Source data =>
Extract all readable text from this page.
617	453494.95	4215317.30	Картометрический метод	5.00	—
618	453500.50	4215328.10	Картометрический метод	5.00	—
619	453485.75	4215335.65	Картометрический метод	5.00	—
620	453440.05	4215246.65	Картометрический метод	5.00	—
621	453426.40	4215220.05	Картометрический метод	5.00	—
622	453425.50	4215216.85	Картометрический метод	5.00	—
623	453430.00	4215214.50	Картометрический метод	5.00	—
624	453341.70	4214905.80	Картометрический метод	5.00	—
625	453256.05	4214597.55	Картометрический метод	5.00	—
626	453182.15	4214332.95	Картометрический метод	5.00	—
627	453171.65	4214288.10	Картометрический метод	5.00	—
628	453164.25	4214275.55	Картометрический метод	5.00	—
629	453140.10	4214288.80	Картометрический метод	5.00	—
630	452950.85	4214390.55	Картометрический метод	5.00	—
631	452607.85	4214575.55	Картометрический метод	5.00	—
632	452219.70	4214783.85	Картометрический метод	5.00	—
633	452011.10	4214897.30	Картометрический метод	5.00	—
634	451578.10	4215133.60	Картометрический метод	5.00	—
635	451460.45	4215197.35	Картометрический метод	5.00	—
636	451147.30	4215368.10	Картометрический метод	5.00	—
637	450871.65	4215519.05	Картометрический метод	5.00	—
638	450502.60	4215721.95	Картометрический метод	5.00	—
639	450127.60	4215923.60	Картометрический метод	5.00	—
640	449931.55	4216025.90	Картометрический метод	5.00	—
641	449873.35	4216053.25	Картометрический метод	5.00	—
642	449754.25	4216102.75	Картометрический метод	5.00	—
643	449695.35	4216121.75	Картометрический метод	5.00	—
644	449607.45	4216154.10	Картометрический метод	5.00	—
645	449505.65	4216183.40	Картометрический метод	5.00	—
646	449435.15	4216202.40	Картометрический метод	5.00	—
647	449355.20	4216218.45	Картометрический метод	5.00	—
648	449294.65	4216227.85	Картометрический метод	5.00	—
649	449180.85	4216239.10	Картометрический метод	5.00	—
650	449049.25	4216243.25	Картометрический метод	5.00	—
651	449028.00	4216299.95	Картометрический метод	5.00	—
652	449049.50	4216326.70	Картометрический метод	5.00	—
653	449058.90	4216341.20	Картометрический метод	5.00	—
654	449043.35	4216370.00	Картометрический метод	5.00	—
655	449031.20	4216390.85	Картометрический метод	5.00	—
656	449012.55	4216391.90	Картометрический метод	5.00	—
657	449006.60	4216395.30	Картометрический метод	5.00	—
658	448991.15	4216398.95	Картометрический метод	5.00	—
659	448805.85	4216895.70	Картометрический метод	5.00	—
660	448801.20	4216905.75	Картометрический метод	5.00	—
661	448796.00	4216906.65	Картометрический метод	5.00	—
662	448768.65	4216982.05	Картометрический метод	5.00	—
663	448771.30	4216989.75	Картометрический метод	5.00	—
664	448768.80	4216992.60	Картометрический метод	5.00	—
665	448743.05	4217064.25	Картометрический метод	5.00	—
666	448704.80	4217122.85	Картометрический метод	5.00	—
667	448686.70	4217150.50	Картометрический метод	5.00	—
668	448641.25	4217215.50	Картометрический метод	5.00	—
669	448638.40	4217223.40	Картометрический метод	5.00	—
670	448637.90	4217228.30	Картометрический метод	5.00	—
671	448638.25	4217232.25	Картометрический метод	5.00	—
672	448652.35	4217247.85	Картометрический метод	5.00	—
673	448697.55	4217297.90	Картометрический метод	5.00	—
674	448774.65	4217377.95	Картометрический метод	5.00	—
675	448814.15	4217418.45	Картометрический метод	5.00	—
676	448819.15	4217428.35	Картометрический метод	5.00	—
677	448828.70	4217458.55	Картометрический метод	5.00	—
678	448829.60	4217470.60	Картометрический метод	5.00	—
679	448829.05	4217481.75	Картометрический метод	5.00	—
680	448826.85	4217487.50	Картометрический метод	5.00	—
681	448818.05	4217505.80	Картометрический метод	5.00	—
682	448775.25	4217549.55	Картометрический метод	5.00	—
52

Goal => Type out the material again exactly as presented.

Problem solution =>
Extract all readable text from this page.
617	453494.95	4215317.30	Картометрический метод	5.00	—
618	453500.50	4215328.10	Картометрический метод	5.00	—
619	453485.75	4215335.65	Картометрический метод	5.00	—
620	453440.05	4215246.65	Картометрический метод	5.00	—
621	453426.40	4215220.05	Картометрический метод	5.00	—
622	453425.50	4215216.85	Картометрический метод	5.00	—
623	453430.00	4215214.50	Картометрический метод	5.00	—
624	453341.70	4214905.80	Картометрический метод	5.00	—
625	453256.05	4214597.55	Картометрический метод	5.00	—
626	453182.15	4214332.95	Картометрический метод	5.00	—
627	453171.65	4214288.10	Картометрический метод	5.00	—
628	453164.25	4214275.55	Картометрический метод	5.00	—
629	453140.10	4214288.80	Картометрический метод	5.00	—
630	452950.85	4214390.55	Картометрический метод	5.00	—
631	452607.85	4214575.55	Картометрический метод	5.00	—
632	452219.70	4214783.85	Картометрический метод	5.00	—
633	452011.10	4214897.30	Картометрический метод	5.00	—
634	451578.10	4215133.60	Картометрический метод	5.00	—
635	451460.45	4215197.35	Картометрический метод	5.00	—
636	451147.30	4215368.10	Картометрический метод	5.00	—
637	450871.65	4215519.05	Картометрический метод	5.00	—
638	450502.60	4215721.95	Картометрический метод	5.00	—
639	450127.60	4215923.60	Картометрический метод	5.00	—
640	449931.55	4216025.90	Картометрический метод	5.00	—
641	449873.35	4216053.25	Картометрический метод	5.00	—
642	449754.25	4216102.75	Картометрический метод	5.00	—
643	449695.35	4216121.75	Картометрический метод	5.00	—
644	449607.45	4216154.10	Картометрический метод	5.00	—
645	449505.65	4216183.40	Картометрический метод	5.00	—
646	449435.15	4216202.40	Картометрический метод	5.00	—
647	449355.20	4216218.45	Картометрический метод	5.00	—
648	449294.65	4216227.85	Картометрический метод	5.00	—
649	449180.85	4216239.10	Картометрический метод	5.00	—
650	449049.25	4216243.25	Картометрический метод	5.00	—
651	449028.00	4216299.95	Картометрический метод	5.00	—
652	449049.50	4216326.70	Картометрический метод	5.00	—
653	449058.90	4216341.20	Картометрический метод	5.00	—
654	449043.35	4216370.00	Картометрический метод	5.00	—
655	449031.20	4216390.85	Картометрический метод	5.00	—
656	449012.55	4216391.90	Картометрический метод	5.00	—
657	449006.60	4216395.30	Картометрический метод	5.00	—
658	448991.15	4216398.95	Картометрический метод	5.00	—
659	448805.85	4216895.70	Картометрический метод	5.00	—
660	448801.20	4216905.75	Картометрический метод	5.00	—
661	448796.00	4216906.65	Картометрический метод	5.00	—
662	448768.65	4216982.05	Картометрический метод	5.00	—
663	448771.30	4216989.75	Картометрический метод	5.00	—
664	448768.80	4216992.60	Картометрический метод	5.00	—
665	448743.05	4217064.25	Картометрический метод	5.00	—
666	448704.80	4217122.85	Картометрический метод	5.00	—
667	448686.70	4217150.50	Картометрический метод	5.00	—
668	448641.25	4217215.50	Картометрический метод	5.00	—
669	448638.40	4217223.40	Картометрический метод	5.00	—
670	448637.90	4217228.30	Картометрический метод	5.00	—
671	448638.25	4217232.25	Картометрический метод	5.00	—
672	448652.35	4217247.85	Картометрический метод	5.00	—
673	448697.55	4217297.90	Картометрический метод	5.00	—
674	448774.65	4217377.95	Картометрический метод	5.00	—
675	448814.15	4217418.45	Картометрический метод	5.00	—
676	448819.15	4217428.35	Картометрический метод	5.00	—
677	448828.70	4217458.55	Картометрический метод	5.00	—
678	448829.60	4217470.60	Картометрический метод	5.00	—
679	448829.05	4217481.75	Картометрический метод	5.00	—
680	448826.85	4217487.50	Картометрический метод	5.00	—
681	448818.05	4217505.80	Картометрический метод	5.00	—
682	448775.25	4217549.55	Картометрический метод	5.00	—
52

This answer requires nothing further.